EXCERPTED RECORDS:
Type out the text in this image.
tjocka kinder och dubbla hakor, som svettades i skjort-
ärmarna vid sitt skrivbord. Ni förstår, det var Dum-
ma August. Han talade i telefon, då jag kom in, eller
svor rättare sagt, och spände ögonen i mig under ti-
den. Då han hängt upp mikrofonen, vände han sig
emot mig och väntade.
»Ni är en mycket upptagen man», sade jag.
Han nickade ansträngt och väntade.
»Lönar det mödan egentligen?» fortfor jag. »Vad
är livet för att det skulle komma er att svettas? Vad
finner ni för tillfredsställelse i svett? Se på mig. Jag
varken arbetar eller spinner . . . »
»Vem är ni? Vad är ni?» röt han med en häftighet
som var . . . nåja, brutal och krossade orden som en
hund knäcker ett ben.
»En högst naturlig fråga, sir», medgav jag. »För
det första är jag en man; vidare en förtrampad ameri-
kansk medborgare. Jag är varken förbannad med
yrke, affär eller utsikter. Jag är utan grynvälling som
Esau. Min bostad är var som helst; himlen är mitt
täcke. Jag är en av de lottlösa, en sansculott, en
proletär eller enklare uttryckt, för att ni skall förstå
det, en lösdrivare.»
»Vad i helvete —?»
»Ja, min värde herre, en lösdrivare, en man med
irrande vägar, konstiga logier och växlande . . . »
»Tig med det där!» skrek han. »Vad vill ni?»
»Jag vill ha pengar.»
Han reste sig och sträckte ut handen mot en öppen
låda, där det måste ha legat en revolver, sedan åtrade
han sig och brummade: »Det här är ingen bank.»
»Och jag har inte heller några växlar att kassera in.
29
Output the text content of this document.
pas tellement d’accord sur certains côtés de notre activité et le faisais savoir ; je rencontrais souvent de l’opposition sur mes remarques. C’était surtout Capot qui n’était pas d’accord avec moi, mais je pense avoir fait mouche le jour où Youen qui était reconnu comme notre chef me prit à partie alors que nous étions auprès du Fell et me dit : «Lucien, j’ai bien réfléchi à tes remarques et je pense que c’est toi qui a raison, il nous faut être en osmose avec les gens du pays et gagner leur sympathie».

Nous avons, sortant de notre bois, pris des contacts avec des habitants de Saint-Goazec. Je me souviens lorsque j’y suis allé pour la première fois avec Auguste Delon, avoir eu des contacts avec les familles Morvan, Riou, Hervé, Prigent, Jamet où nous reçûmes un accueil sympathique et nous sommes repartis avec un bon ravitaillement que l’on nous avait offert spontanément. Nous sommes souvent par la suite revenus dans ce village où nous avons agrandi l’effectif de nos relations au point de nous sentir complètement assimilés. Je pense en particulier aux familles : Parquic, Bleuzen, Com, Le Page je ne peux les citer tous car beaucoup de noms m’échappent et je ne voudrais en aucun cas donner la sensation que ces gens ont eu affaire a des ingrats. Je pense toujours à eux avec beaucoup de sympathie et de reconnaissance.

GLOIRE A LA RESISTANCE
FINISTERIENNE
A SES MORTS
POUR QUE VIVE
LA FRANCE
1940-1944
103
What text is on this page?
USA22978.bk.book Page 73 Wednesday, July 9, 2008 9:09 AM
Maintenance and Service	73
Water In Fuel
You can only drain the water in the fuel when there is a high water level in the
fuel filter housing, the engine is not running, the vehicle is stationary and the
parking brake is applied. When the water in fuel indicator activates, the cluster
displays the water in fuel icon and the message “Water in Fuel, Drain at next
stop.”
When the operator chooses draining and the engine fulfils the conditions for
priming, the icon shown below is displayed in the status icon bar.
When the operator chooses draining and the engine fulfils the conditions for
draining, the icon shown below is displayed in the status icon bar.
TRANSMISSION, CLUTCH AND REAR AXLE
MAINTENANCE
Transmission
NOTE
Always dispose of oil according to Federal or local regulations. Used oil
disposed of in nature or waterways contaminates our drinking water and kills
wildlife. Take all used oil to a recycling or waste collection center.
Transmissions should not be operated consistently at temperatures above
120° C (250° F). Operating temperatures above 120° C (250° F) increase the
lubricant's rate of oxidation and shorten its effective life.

TASK BRIEF:
Quote the data in full, keeping each word unchanged.

EXERCISE RESPONSE:
Type out the text in this image.
tjocka kinder och dubbla hakor, som svettades i skjort-
ärmarna vid sitt skrivbord. Ni förstår, det var Dum-
ma August. Han talade i telefon, då jag kom in, eller
svor rättare sagt, och spände ögonen i mig under ti-
den. Då han hängt upp mikrofonen, vände han sig
emot mig och väntade.
»Ni är en mycket upptagen man», sade jag.
Han nickade ansträngt och väntade.
»Lönar det mödan egentligen?» fortfor jag. »Vad
är livet för att det skulle komma er att svettas? Vad
finner ni för tillfredsställelse i svett? Se på mig. Jag
varken arbetar eller spinner . . . »
»Vem är ni? Vad är ni?» röt han med en häftighet
som var . . . nåja, brutal och krossade orden som en
hund knäcker ett ben.
»En högst naturlig fråga, sir», medgav jag. »För
det första är jag en man; vidare en förtrampad ameri-
kansk medborgare. Jag är varken förbannad med
yrke, affär eller utsikter. Jag är utan grynvälling som
Esau. Min bostad är var som helst; himlen är mitt
täcke. Jag är en av de lottlösa, en sansculott, en
proletär eller enklare uttryckt, för att ni skall förstå
det, en lösdrivare.»
»Vad i helvete —?»
»Ja, min värde herre, en lösdrivare, en man med
irrande vägar, konstiga logier och växlande . . . »
»Tig med det där!» skrek han. »Vad vill ni?»
»Jag vill ha pengar.»
Han reste sig och sträckte ut handen mot en öppen
låda, där det måste ha legat en revolver, sedan åtrade
han sig och brummade: »Det här är ingen bank.»
»Och jag har inte heller några växlar att kassera in.
29
Output the text content of this document.
pas tellement d’accord sur certains côtés de notre activité et le faisais savoir ; je rencontrais souvent de l’opposition sur mes remarques. C’était surtout Capot qui n’était pas d’accord avec moi, mais je pense avoir fait mouche le jour où Youen qui était reconnu comme notre chef me prit à partie alors que nous étions auprès du Fell et me dit : «Lucien, j’ai bien réfléchi à tes remarques et je pense que c’est toi qui a raison, il nous faut être en osmose avec les gens du pays et gagner leur sympathie».

Nous avons, sortant de notre bois, pris des contacts avec des habitants de Saint-Goazec. Je me souviens lorsque j’y suis allé pour la première fois avec Auguste Delon, avoir eu des contacts avec les familles Morvan, Riou, Hervé, Prigent, Jamet où nous reçûmes un accueil sympathique et nous sommes repartis avec un bon ravitaillement que l’on nous avait offert spontanément. Nous sommes souvent par la suite revenus dans ce village où nous avons agrandi l’effectif de nos relations au point de nous sentir complètement assimilés. Je pense en particulier aux familles : Parquic, Bleuzen, Com, Le Page je ne peux les citer tous car beaucoup de noms m’échappent et je ne voudrais en aucun cas donner la sensation que ces gens ont eu affaire a des ingrats. Je pense toujours à eux avec beaucoup de sympathie et de reconnaissance.

GLOIRE A LA RESISTANCE
FINISTERIENNE
A SES MORTS
POUR QUE VIVE
LA FRANCE
1940-1944
103
What text is on this page?
USA22978.bk.book Page 73 Wednesday, July 9, 2008 9:09 AM
Maintenance and Service	73
Water In Fuel
You can only drain the water in the fuel when there is a high water level in the
fuel filter housing, the engine is not running, the vehicle is stationary and the
parking brake is applied. When the water in fuel indicator activates, the cluster
displays the water in fuel icon and the message “Water in Fuel, Drain at next
stop.”
When the operator chooses draining and the engine fulfils the conditions for
priming, the icon shown below is displayed in the status icon bar.
When the operator chooses draining and the engine fulfils the conditions for
draining, the icon shown below is displayed in the status icon bar.
TRANSMISSION, CLUTCH AND REAR AXLE
MAINTENANCE
Transmission
NOTE
Always dispose of oil according to Federal or local regulations. Used oil
disposed of in nature or waterways contaminates our drinking water and kills
wildlife. Take all used oil to a recycling or waste collection center.
Transmissions should not be operated consistently at temperatures above
120° C (250° F). Operating temperatures above 120° C (250° F) increase the
lubricant's rate of oxidation and shorten its effective life.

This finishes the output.